**THE EXERCISE**
Filter the records below and copy every line containing the word "毕业实习".

**EXERCISE MATERIAL**
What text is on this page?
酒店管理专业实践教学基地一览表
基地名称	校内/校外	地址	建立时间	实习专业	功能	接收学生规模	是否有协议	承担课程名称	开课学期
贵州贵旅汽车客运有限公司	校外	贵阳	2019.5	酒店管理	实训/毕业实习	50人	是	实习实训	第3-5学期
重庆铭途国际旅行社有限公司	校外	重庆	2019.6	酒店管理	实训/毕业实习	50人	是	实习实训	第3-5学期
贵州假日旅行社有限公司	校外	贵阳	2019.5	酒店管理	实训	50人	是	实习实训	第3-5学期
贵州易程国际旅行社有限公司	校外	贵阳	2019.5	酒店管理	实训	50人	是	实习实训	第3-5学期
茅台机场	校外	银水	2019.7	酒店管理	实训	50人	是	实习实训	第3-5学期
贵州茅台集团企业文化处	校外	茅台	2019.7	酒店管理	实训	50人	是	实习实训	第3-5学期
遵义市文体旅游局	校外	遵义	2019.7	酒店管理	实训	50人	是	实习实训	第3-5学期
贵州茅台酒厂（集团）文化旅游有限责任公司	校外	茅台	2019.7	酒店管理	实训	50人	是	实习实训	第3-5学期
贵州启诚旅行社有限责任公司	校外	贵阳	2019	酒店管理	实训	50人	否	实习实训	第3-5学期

**RESULT BELOW**
贵州贵旅汽车客运有限公司	校外	贵阳	2019.5	酒店管理	实训/毕业实习	50人	是	实习实训	第3-5学期
重庆铭途国际旅行社有限公司	校外	重庆	2019.6	酒店管理	实训/毕业实习	50人	是	实习实训	第3-5学期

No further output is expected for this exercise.